▸ **WRITTEN TASK**: Copy out word for word the lines of the data below, from the line with "81, 744, 94]" to the line with "481, 1101, 501]", including both of those lines.

* * * * * * *

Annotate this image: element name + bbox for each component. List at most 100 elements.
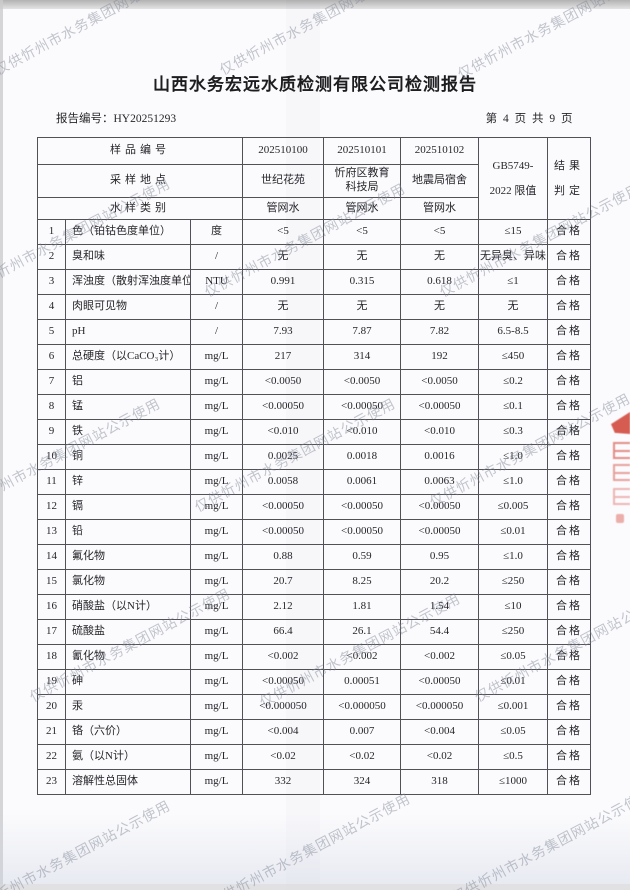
cell-v2: 0.315 — [323, 269, 402, 295]
location-2: 忻府区教育科技局 — [323, 164, 402, 198]
table-row: 13 铅 mg/L <0.00050 <0.00050 <0.00050 ≤0.01 合格 — [37, 519, 592, 545]
cell-limit: ≤15 — [478, 219, 549, 245]
cell-v1: <0.0050 — [242, 369, 325, 395]
header-row-location: 采样地点 世纪花苑 忻府区教育科技局 地震局宿舍 — [36, 164, 591, 198]
cell-limit: ≤0.05 — [478, 644, 549, 670]
cell-v1: 无 — [242, 294, 325, 320]
meta-row: 报告编号：HY20251293 第 4 页 共 9 页 — [56, 110, 574, 126]
cell-v2: 26.1 — [323, 619, 402, 645]
scan-edge-top — [0, 0, 630, 9]
cell-v3: <0.010 — [400, 419, 480, 445]
cell-limit: 无 — [478, 294, 549, 320]
water-type-label: 水样类别 — [36, 197, 244, 220]
cell-unit: mg/L — [189, 419, 244, 445]
cell-v2: 无 — [323, 294, 402, 320]
cell-limit: ≤0.01 — [478, 669, 549, 695]
cell-v3: 无 — [400, 294, 480, 320]
cell-limit: ≤0.1 — [478, 394, 549, 420]
report-number-label: 报告编号： — [56, 113, 114, 125]
cell-limit: ≤1.0 — [478, 469, 549, 495]
cell-no: 1 — [37, 219, 66, 245]
cell-unit: mg/L — [189, 494, 244, 520]
table-row: 23 溶解性总固体 mg/L 332 324 318 ≤1000 合格 — [37, 769, 592, 795]
cell-v2: <0.00050 — [323, 494, 402, 520]
cell-no: 2 — [37, 244, 66, 270]
cell-no: 14 — [37, 544, 66, 570]
cell-verdict: 合格 — [547, 669, 592, 695]
cell-v3: 54.4 — [400, 619, 480, 645]
cell-v3: <0.00050 — [400, 519, 480, 545]
cell-no: 22 — [37, 744, 66, 770]
cell-verdict: 合格 — [547, 694, 592, 720]
cell-name: 氨（以N计） — [65, 744, 191, 770]
cell-verdict: 合格 — [547, 219, 592, 245]
cell-v3: <0.00050 — [400, 669, 480, 695]
cell-verdict: 合格 — [547, 319, 592, 345]
cell-no: 5 — [37, 319, 66, 345]
cell-v2: 0.007 — [323, 719, 402, 745]
cell-name: 铅 — [65, 519, 191, 545]
table-row: 9 铁 mg/L <0.010 <0.010 <0.010 ≤0.3 合格 — [37, 419, 592, 445]
cell-verdict: 合格 — [547, 344, 592, 370]
cell-v2: 无 — [323, 244, 402, 270]
cell-v1: 0.88 — [242, 544, 325, 570]
verdict-header-line2: 判定 — [554, 184, 585, 197]
location-label: 采样地点 — [36, 164, 244, 198]
cell-no: 15 — [37, 569, 66, 595]
cell-verdict: 合格 — [547, 419, 592, 445]
cell-unit: 度 — [189, 219, 244, 245]
cell-v1: <0.000050 — [242, 694, 325, 720]
cell-verdict: 合格 — [547, 769, 592, 795]
cell-unit: mg/L — [189, 344, 244, 370]
cell-unit: mg/L — [189, 369, 244, 395]
cell-unit: / — [189, 319, 244, 345]
cell-no: 4 — [37, 294, 66, 320]
cell-no: 7 — [37, 369, 66, 395]
limit-header-line2: 2022 限值 — [489, 184, 537, 197]
cell-unit: mg/L — [189, 469, 244, 495]
cell-name: 氰化物 — [65, 644, 191, 670]
cell-unit: mg/L — [189, 394, 244, 420]
cell-verdict: 合格 — [547, 394, 592, 420]
cell-v1: 217 — [242, 344, 325, 370]
report-number: 报告编号：HY20251293 — [56, 110, 176, 126]
cell-name: 色（铂钴色度单位） — [65, 219, 191, 245]
table-row: 16 硝酸盐（以N计） mg/L 2.12 1.81 1.54 ≤10 合格 — [37, 594, 592, 620]
sample-no-1: 202510100 — [242, 137, 325, 165]
cell-no: 17 — [37, 619, 66, 645]
cell-unit: mg/L — [189, 669, 244, 695]
cell-limit: ≤0.001 — [478, 694, 549, 720]
location-3: 地震局宿舍 — [400, 164, 480, 198]
limit-header: GB5749- 2022 限值 — [478, 137, 549, 220]
cell-v3: 0.95 — [400, 544, 480, 570]
cell-v2: 1.81 — [323, 594, 402, 620]
cell-no: 8 — [37, 394, 66, 420]
cell-verdict: 合格 — [547, 469, 592, 495]
cell-v1: <0.004 — [242, 719, 325, 745]
cell-verdict: 合格 — [547, 519, 592, 545]
cell-v3: 20.2 — [400, 569, 480, 595]
watermark-text: 仅供忻州市水务集团网站公示使用 — [0, 0, 199, 79]
cell-v3: 318 — [400, 769, 480, 795]
cell-name: 镉 — [65, 494, 191, 520]
location-2-text: 忻府区教育科技局 — [334, 167, 390, 193]
table-row: 1 色（铂钴色度单位）度 <5 <5 <5 ≤15 合格 — [37, 219, 592, 245]
cell-v2: <0.002 — [323, 644, 402, 670]
cell-unit: / — [189, 294, 244, 320]
cell-limit: ≤0.01 — [478, 519, 549, 545]
cell-v3: 192 — [400, 344, 480, 370]
cell-verdict: 合格 — [547, 544, 592, 570]
cell-verdict: 合格 — [547, 619, 592, 645]
cell-v2: 324 — [323, 769, 402, 795]
cell-limit: ≤1000 — [478, 769, 549, 795]
sample-no-label: 样品编号 — [36, 137, 244, 165]
cell-v2: 0.0018 — [323, 444, 402, 470]
cell-unit: mg/L — [189, 444, 244, 470]
cell-v3: <0.00050 — [400, 394, 480, 420]
cell-v1: 无 — [242, 244, 325, 270]
cell-unit: mg/L — [189, 719, 244, 745]
cell-name: 砷 — [65, 669, 191, 695]
cell-no: 13 — [37, 519, 66, 545]
cell-verdict: 合格 — [547, 744, 592, 770]
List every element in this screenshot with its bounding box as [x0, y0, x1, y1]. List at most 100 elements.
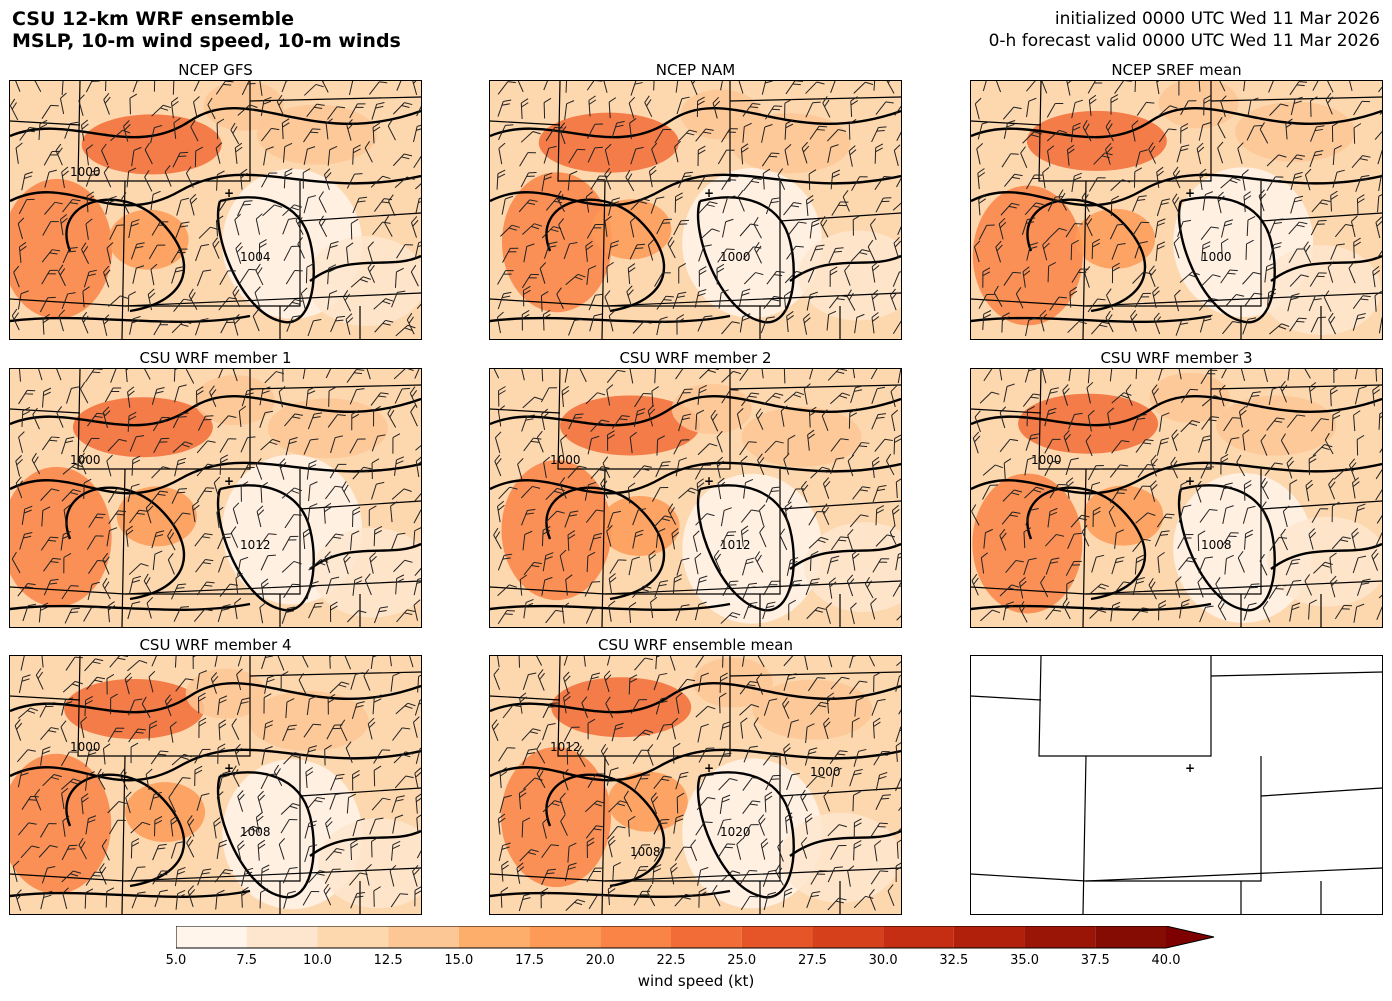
wind-barb	[737, 81, 744, 94]
wind-barb	[1047, 227, 1067, 240]
wind-barb	[850, 602, 857, 625]
wind-barb	[154, 889, 168, 908]
wind-barb	[494, 431, 502, 454]
wind-barb	[1237, 142, 1244, 164]
wind-barb	[563, 692, 571, 714]
wind-barb	[209, 385, 217, 408]
wind-barb	[850, 96, 859, 117]
wind-barb	[743, 272, 764, 285]
wind-barb	[652, 864, 662, 885]
wind-barb	[628, 602, 637, 623]
wind-barb	[1375, 486, 1382, 501]
wind-barb	[630, 699, 648, 714]
wind-barb	[348, 81, 354, 96]
wind-barb	[501, 195, 514, 215]
wind-barb	[13, 265, 20, 288]
wind-barb	[373, 298, 394, 310]
wind-barb	[698, 244, 712, 262]
wind-barb	[676, 792, 685, 814]
colorbar-segment	[1095, 926, 1166, 948]
wind-barb	[371, 458, 380, 479]
wind-barb	[305, 386, 316, 407]
wind-barb	[62, 815, 70, 837]
wind-barb	[143, 573, 153, 595]
wind-barb	[738, 288, 751, 308]
colorbar-tick-label: 20.0	[585, 953, 615, 968]
wind-barb	[169, 721, 177, 743]
wind-barb	[1171, 429, 1179, 452]
wind-barb	[586, 223, 604, 239]
wind-barb	[1071, 122, 1081, 143]
wind-barb	[329, 601, 338, 623]
wind-barb	[106, 527, 118, 547]
wind-barb	[872, 558, 890, 573]
wind-barb	[851, 369, 856, 379]
wind-barb	[278, 838, 286, 860]
wind-barb	[83, 269, 97, 288]
wind-barb	[678, 487, 699, 499]
wind-barb	[1220, 238, 1229, 260]
wind-barb	[603, 670, 612, 693]
wind-barb	[518, 788, 527, 810]
wind-barb	[369, 552, 377, 574]
wind-barb	[148, 670, 156, 693]
wind-barb	[519, 849, 539, 862]
wind-barb	[830, 844, 847, 860]
wind-barb	[697, 145, 706, 167]
wind-barb	[145, 768, 153, 791]
wind-barb	[414, 239, 421, 259]
wind-barb	[694, 289, 707, 308]
wind-barb	[414, 767, 421, 790]
wind-barb	[1134, 292, 1152, 308]
wind-barb	[979, 391, 1000, 404]
wind-barb	[801, 837, 808, 859]
wind-barb	[410, 264, 419, 287]
wind-barb	[300, 656, 309, 668]
wind-barb	[698, 774, 714, 791]
wind-barb	[870, 369, 880, 380]
isobar-contour	[1177, 484, 1276, 612]
wind-barb	[821, 409, 829, 431]
wind-barb	[867, 239, 876, 262]
wind-barb	[889, 525, 898, 547]
wind-barb	[523, 243, 535, 263]
wind-barb	[62, 198, 81, 213]
wind-barb	[782, 697, 790, 719]
wind-barb	[1088, 481, 1101, 501]
wind-barb	[194, 765, 203, 787]
isobar-contour	[65, 198, 186, 313]
wind-barb	[307, 503, 318, 523]
wind-barb	[875, 197, 892, 213]
wind-barb	[820, 216, 829, 238]
wind-barb	[367, 717, 376, 740]
wind-barb	[62, 463, 83, 475]
wind-barb	[803, 383, 811, 405]
wind-barb	[282, 204, 303, 217]
wind-barb	[194, 748, 211, 764]
wind-barb	[539, 262, 547, 284]
wind-barb	[719, 721, 732, 740]
wind-barb	[415, 792, 421, 814]
wind-barb	[846, 574, 855, 597]
wind-barb	[174, 866, 186, 887]
wind-barb	[150, 124, 163, 144]
wind-barb	[14, 719, 23, 741]
wind-barb	[973, 240, 981, 263]
wind-barb	[980, 609, 1001, 622]
wind-barb	[173, 117, 181, 139]
wind-barb	[286, 315, 301, 332]
wind-barb	[545, 510, 565, 523]
colorbar-segment	[246, 926, 318, 948]
wind-barb	[170, 97, 179, 119]
wind-barb	[218, 555, 232, 573]
wind-barb	[1355, 175, 1370, 192]
isobar-contour	[1177, 196, 1276, 324]
wind-barb	[1371, 549, 1379, 571]
wind-barb	[171, 753, 192, 766]
wind-barb	[1000, 202, 1020, 216]
wind-barb	[1198, 81, 1201, 92]
wind-barb	[215, 142, 223, 164]
isobar-contour	[545, 486, 666, 601]
wind-barb	[1266, 288, 1277, 309]
wind-barb	[86, 191, 95, 213]
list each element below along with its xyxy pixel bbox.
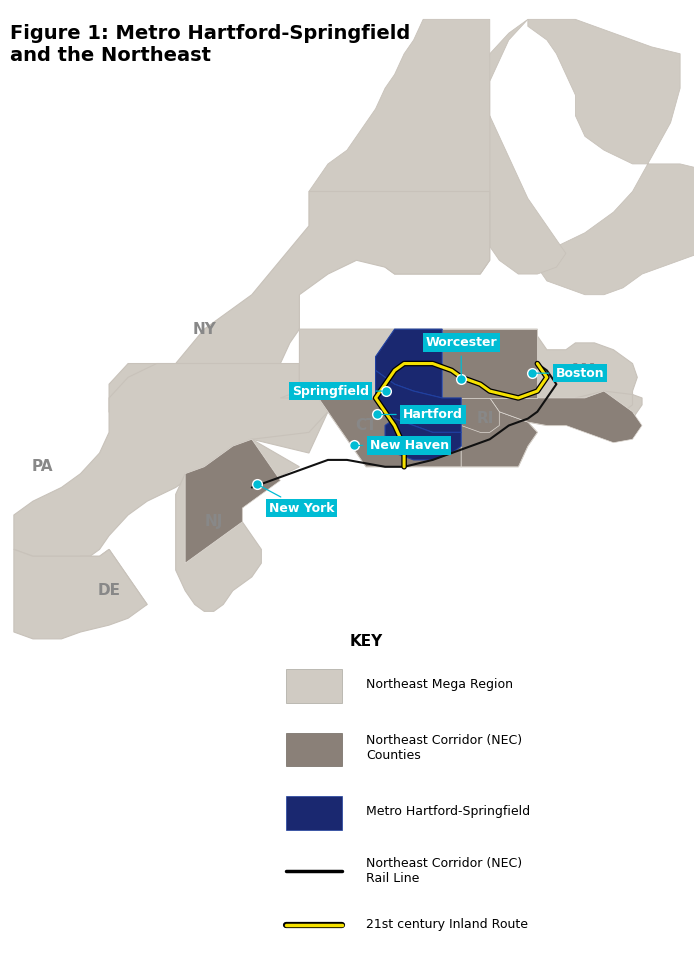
Text: Northeast Corridor (NEC)
Counties: Northeast Corridor (NEC) Counties (366, 734, 523, 762)
Polygon shape (109, 192, 490, 473)
Polygon shape (462, 405, 537, 467)
Polygon shape (462, 398, 499, 433)
Text: 21st century Inland Route: 21st century Inland Route (366, 919, 528, 931)
Text: KEY: KEY (350, 634, 383, 650)
Text: Hartford: Hartford (382, 408, 463, 421)
Polygon shape (480, 19, 566, 274)
Text: New York: New York (260, 486, 335, 515)
Polygon shape (299, 391, 462, 467)
Polygon shape (176, 439, 299, 612)
Text: Boston: Boston (536, 367, 604, 379)
Text: Worcester: Worcester (425, 336, 497, 376)
FancyBboxPatch shape (286, 797, 342, 830)
Text: Figure 1: Metro Hartford-Springfield
and the Northeast: Figure 1: Metro Hartford-Springfield and… (10, 24, 411, 65)
Polygon shape (14, 550, 147, 639)
Polygon shape (385, 418, 462, 460)
Text: NJ: NJ (205, 514, 223, 529)
Text: NY: NY (192, 321, 216, 337)
Polygon shape (299, 329, 642, 426)
Text: CT: CT (355, 418, 377, 433)
Polygon shape (71, 550, 147, 612)
Text: MA: MA (571, 363, 598, 378)
Polygon shape (280, 391, 462, 467)
Polygon shape (490, 391, 642, 442)
Text: RI: RI (476, 411, 493, 426)
Polygon shape (375, 329, 442, 398)
FancyBboxPatch shape (286, 670, 342, 703)
Text: Northeast Corridor (NEC)
Rail Line: Northeast Corridor (NEC) Rail Line (366, 858, 523, 886)
Polygon shape (442, 329, 537, 398)
Polygon shape (14, 364, 328, 557)
Text: PA: PA (32, 459, 53, 474)
Text: Springfield: Springfield (292, 384, 382, 398)
Text: DE: DE (98, 583, 121, 598)
Polygon shape (462, 405, 537, 467)
Text: Metro Hartford-Springfield: Metro Hartford-Springfield (366, 804, 530, 818)
Text: New Haven: New Haven (358, 439, 449, 452)
Polygon shape (185, 439, 280, 563)
Text: Northeast Mega Region: Northeast Mega Region (366, 678, 513, 691)
Polygon shape (528, 19, 694, 294)
FancyBboxPatch shape (286, 733, 342, 767)
Polygon shape (309, 19, 490, 274)
Polygon shape (375, 371, 462, 433)
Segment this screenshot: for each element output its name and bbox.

* * * * * * *

▸ **ANSWER TO THE PROBLEM**:
wind-barb	[737, 81, 744, 94]
wind-barb	[1047, 227, 1067, 240]
wind-barb	[850, 602, 857, 625]
wind-barb	[154, 889, 168, 908]
wind-barb	[494, 431, 502, 454]
wind-barb	[1237, 142, 1244, 164]
wind-barb	[563, 692, 571, 714]
wind-barb	[209, 385, 217, 408]
wind-barb	[850, 96, 859, 117]
wind-barb	[743, 272, 764, 285]
wind-barb	[652, 864, 662, 885]
wind-barb	[628, 602, 637, 623]
wind-barb	[1375, 486, 1382, 501]
wind-barb	[630, 699, 648, 714]
wind-barb	[348, 81, 354, 96]
wind-barb	[501, 195, 514, 215]
wind-barb	[13, 265, 20, 288]
wind-barb	[373, 298, 394, 310]
wind-barb	[698, 244, 712, 262]
wind-barb	[676, 792, 685, 814]
colorbar-segment	[1095, 926, 1166, 948]
wind-barb	[371, 458, 380, 479]
wind-barb	[305, 386, 316, 407]
wind-barb	[62, 815, 70, 837]
wind-barb	[143, 573, 153, 595]
wind-barb	[738, 288, 751, 308]
colorbar-tick-label: 20.0	[585, 953, 615, 968]
wind-barb	[169, 721, 177, 743]
wind-barb	[1171, 429, 1179, 452]
wind-barb	[586, 223, 604, 239]
wind-barb	[1071, 122, 1081, 143]
wind-barb	[329, 601, 338, 623]
wind-barb	[106, 527, 118, 547]
wind-barb	[872, 558, 890, 573]
wind-barb	[851, 369, 856, 379]
wind-barb	[278, 838, 286, 860]
wind-barb	[83, 269, 97, 288]
wind-barb	[678, 487, 699, 499]
wind-barb	[1220, 238, 1229, 260]
wind-barb	[603, 670, 612, 693]
wind-barb	[518, 788, 527, 810]
wind-barb	[369, 552, 377, 574]
wind-barb	[148, 670, 156, 693]
wind-barb	[519, 849, 539, 862]
wind-barb	[830, 844, 847, 860]
wind-barb	[697, 145, 706, 167]
wind-barb	[145, 768, 153, 791]
wind-barb	[414, 239, 421, 259]
wind-barb	[694, 289, 707, 308]
wind-barb	[414, 767, 421, 790]
wind-barb	[1134, 292, 1152, 308]
wind-barb	[979, 391, 1000, 404]
wind-barb	[801, 837, 808, 859]
wind-barb	[410, 264, 419, 287]
wind-barb	[300, 656, 309, 668]
wind-barb	[698, 774, 714, 791]
wind-barb	[870, 369, 880, 380]
isobar-contour	[1177, 484, 1276, 612]
wind-barb	[821, 409, 829, 431]
wind-barb	[867, 239, 876, 262]
wind-barb	[889, 525, 898, 547]
wind-barb	[523, 243, 535, 263]
wind-barb	[62, 198, 81, 213]
wind-barb	[782, 697, 790, 719]
wind-barb	[1088, 481, 1101, 501]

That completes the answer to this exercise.